INSTRUCTION: How many lines in this data contain the string "page"? Reply with the number only.

* BEGIN GIVEN RECORDS *

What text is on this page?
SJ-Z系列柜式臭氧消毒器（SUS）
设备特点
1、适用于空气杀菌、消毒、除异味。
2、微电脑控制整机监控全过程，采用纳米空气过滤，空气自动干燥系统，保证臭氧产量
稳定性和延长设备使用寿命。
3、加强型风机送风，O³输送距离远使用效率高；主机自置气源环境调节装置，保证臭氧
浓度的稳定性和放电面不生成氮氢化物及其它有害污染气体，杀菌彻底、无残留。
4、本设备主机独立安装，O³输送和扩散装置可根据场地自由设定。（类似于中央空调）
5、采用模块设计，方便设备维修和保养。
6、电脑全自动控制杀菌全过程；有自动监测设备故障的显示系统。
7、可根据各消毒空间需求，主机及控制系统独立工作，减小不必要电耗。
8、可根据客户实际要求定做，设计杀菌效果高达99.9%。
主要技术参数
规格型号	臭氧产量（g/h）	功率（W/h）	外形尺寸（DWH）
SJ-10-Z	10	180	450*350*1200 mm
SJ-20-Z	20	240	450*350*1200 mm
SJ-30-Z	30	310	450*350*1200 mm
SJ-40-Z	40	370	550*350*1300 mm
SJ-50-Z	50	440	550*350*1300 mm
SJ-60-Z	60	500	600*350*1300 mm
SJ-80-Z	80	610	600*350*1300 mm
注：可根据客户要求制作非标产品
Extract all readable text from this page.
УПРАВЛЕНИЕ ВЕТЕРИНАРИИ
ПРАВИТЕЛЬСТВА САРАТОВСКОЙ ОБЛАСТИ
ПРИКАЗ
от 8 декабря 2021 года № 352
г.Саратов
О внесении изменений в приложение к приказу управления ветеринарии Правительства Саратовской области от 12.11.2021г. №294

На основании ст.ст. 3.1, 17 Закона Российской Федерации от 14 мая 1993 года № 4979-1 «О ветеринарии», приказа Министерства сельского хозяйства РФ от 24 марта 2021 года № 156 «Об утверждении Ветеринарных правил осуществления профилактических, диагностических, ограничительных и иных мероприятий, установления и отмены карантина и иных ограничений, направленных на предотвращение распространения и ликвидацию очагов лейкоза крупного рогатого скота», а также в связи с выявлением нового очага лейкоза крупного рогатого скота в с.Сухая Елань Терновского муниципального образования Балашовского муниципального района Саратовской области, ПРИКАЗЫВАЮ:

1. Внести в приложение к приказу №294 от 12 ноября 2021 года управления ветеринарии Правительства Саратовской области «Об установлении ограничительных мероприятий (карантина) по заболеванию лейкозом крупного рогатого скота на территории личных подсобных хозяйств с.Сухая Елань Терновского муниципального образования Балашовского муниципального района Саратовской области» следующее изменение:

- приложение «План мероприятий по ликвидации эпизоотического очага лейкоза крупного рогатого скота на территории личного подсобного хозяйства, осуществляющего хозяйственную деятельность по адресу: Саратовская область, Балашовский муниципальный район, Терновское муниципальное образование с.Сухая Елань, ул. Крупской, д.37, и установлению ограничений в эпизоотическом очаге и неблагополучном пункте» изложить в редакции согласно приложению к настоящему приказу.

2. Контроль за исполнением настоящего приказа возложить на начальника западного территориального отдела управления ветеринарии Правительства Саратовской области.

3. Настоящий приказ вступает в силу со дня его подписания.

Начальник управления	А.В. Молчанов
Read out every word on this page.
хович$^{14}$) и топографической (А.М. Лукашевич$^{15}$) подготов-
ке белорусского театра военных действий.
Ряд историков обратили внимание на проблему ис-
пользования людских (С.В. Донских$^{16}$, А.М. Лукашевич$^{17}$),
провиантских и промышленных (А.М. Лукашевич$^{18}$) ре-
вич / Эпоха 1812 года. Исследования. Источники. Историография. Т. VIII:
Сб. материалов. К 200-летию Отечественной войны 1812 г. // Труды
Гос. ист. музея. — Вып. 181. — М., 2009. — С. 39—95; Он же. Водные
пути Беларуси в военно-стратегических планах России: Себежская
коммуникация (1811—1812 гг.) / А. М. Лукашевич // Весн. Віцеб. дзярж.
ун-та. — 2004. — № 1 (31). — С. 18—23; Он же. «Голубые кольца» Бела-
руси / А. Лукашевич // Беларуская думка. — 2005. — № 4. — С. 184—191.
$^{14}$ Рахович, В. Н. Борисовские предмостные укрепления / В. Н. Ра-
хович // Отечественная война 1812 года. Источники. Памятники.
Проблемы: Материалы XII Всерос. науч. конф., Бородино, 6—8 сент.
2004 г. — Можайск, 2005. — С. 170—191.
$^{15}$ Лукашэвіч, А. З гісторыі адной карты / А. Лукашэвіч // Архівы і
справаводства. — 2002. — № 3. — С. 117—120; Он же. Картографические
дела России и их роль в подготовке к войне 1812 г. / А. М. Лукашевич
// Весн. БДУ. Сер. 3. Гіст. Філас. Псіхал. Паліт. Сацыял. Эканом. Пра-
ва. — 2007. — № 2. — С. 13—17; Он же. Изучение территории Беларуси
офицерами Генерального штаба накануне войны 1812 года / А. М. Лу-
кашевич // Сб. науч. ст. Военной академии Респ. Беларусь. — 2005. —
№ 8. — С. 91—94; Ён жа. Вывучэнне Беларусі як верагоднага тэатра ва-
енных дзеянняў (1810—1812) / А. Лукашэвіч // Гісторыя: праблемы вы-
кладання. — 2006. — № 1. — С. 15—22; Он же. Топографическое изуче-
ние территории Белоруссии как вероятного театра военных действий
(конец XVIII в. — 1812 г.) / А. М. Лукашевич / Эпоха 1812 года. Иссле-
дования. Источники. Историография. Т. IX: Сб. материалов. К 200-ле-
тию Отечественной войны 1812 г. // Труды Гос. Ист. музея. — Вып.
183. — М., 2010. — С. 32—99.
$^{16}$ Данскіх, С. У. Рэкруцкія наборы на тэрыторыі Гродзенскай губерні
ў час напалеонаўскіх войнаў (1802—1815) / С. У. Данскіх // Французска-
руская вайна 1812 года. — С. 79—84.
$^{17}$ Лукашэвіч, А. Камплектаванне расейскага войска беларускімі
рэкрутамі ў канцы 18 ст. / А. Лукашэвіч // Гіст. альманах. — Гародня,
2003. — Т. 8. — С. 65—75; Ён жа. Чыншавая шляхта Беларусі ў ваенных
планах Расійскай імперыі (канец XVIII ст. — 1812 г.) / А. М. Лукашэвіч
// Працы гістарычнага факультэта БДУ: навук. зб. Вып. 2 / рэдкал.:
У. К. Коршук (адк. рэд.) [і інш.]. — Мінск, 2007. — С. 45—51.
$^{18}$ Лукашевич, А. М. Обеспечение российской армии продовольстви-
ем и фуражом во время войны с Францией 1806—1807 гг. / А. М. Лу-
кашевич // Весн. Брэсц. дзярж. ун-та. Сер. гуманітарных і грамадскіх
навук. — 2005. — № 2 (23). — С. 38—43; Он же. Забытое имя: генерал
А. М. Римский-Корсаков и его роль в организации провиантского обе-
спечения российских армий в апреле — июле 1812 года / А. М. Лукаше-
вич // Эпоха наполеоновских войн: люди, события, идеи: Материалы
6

* END GIVEN RECORDS *

TASK RESPONSE: 3